- _Direction_
Each line of the material must be returned exactly.

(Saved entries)
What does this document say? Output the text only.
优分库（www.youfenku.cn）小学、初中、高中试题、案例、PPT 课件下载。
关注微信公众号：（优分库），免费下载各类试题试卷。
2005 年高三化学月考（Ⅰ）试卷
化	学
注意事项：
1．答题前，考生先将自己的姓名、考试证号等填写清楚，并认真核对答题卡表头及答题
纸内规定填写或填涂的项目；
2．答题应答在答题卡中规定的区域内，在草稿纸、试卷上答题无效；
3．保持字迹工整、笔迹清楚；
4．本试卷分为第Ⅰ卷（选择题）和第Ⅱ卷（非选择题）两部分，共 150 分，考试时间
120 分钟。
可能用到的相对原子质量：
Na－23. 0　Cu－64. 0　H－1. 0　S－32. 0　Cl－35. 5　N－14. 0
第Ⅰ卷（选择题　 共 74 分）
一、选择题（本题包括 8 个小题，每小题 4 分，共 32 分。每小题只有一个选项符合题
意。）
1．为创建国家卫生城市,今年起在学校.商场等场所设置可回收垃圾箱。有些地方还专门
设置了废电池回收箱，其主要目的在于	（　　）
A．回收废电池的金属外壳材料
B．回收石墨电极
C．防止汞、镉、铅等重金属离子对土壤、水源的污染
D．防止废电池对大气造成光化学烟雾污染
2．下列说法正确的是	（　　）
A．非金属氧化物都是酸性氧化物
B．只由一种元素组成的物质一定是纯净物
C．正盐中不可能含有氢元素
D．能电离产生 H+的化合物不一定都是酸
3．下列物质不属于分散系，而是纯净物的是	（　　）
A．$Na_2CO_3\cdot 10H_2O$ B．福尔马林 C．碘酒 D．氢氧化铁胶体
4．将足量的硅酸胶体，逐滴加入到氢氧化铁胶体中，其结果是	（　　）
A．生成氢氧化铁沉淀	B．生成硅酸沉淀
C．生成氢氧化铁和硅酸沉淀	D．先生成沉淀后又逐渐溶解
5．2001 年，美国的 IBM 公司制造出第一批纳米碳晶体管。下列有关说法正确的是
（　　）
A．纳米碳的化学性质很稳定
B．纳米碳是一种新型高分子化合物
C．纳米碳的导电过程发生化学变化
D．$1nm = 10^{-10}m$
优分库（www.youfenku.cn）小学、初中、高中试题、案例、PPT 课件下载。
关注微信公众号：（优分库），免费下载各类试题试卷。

- _Answer for the task_
What does this document say? Output the text only.
优分库（www.youfenku.cn）小学、初中、高中试题、案例、PPT 课件下载。
关注微信公众号：（优分库），免费下载各类试题试卷。
2005 年高三化学月考（Ⅰ）试卷
化	学
注意事项：
1．答题前，考生先将自己的姓名、考试证号等填写清楚，并认真核对答题卡表头及答题
纸内规定填写或填涂的项目；
2．答题应答在答题卡中规定的区域内，在草稿纸、试卷上答题无效；
3．保持字迹工整、笔迹清楚；
4．本试卷分为第Ⅰ卷（选择题）和第Ⅱ卷（非选择题）两部分，共 150 分，考试时间
120 分钟。
可能用到的相对原子质量：
Na－23. 0　Cu－64. 0　H－1. 0　S－32. 0　Cl－35. 5　N－14. 0
第Ⅰ卷（选择题　 共 74 分）
一、选择题（本题包括 8 个小题，每小题 4 分，共 32 分。每小题只有一个选项符合题
意。）
1．为创建国家卫生城市,今年起在学校.商场等场所设置可回收垃圾箱。有些地方还专门
设置了废电池回收箱，其主要目的在于	（　　）
A．回收废电池的金属外壳材料
B．回收石墨电极
C．防止汞、镉、铅等重金属离子对土壤、水源的污染
D．防止废电池对大气造成光化学烟雾污染
2．下列说法正确的是	（　　）
A．非金属氧化物都是酸性氧化物
B．只由一种元素组成的物质一定是纯净物
C．正盐中不可能含有氢元素
D．能电离产生 H+的化合物不一定都是酸
3．下列物质不属于分散系，而是纯净物的是	（　　）
A．$Na_2CO_3\cdot 10H_2O$ B．福尔马林 C．碘酒 D．氢氧化铁胶体
4．将足量的硅酸胶体，逐滴加入到氢氧化铁胶体中，其结果是	（　　）
A．生成氢氧化铁沉淀	B．生成硅酸沉淀
C．生成氢氧化铁和硅酸沉淀	D．先生成沉淀后又逐渐溶解
5．2001 年，美国的 IBM 公司制造出第一批纳米碳晶体管。下列有关说法正确的是
（　　）
A．纳米碳的化学性质很稳定
B．纳米碳是一种新型高分子化合物
C．纳米碳的导电过程发生化学变化
D．$1nm = 10^{-10}m$
优分库（www.youfenku.cn）小学、初中、高中试题、案例、PPT 课件下载。
关注微信公众号：（优分库），免费下载各类试题试卷。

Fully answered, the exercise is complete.